** Task description **
For every line in the records that has the word "down", make a copy.

Some records

..............................

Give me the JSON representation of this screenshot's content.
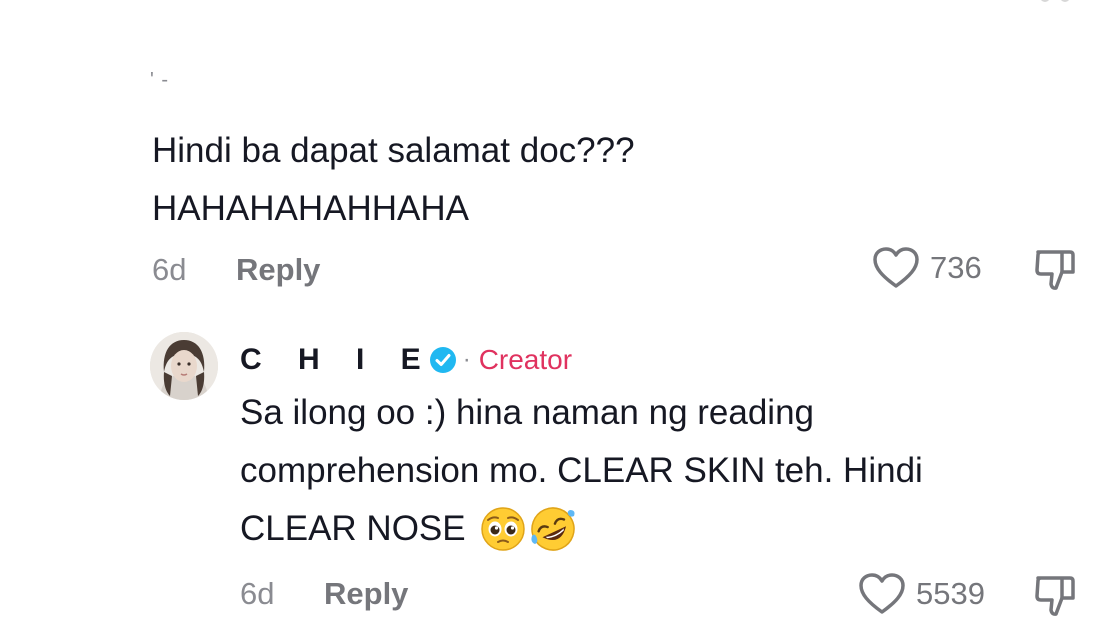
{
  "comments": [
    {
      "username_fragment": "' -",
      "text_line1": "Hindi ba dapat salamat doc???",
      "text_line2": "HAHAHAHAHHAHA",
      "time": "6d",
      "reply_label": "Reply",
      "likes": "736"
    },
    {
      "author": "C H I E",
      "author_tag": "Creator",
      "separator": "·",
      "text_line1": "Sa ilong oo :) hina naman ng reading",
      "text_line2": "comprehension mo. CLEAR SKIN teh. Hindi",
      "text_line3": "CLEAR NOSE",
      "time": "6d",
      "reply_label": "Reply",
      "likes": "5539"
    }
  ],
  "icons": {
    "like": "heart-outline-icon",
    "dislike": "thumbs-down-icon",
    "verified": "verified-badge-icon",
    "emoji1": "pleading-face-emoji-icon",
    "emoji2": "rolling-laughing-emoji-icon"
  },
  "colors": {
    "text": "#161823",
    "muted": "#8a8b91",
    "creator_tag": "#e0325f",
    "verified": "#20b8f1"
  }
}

..............................

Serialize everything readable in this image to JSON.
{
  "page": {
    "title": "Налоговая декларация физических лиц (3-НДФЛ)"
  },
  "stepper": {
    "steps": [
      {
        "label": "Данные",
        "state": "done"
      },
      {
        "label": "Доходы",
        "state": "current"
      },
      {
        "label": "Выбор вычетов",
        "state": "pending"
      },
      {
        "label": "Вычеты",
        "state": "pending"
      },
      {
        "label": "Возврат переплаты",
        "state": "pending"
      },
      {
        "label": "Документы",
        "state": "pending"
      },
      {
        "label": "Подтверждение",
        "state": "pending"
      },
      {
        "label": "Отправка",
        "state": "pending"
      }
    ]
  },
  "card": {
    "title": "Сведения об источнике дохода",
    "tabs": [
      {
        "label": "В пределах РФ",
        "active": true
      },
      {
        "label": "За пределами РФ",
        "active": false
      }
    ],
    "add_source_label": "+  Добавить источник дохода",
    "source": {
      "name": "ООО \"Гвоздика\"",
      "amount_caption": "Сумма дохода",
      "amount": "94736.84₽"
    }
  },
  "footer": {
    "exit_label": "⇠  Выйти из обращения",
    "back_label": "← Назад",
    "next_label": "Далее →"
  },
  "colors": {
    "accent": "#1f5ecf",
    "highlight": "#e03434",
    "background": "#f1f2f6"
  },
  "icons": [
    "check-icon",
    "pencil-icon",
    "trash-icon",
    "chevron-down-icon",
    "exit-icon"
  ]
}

..............................

** Solution to this exercise **
    "dislike": "thumbs-down-icon",
    "chevron-down-icon",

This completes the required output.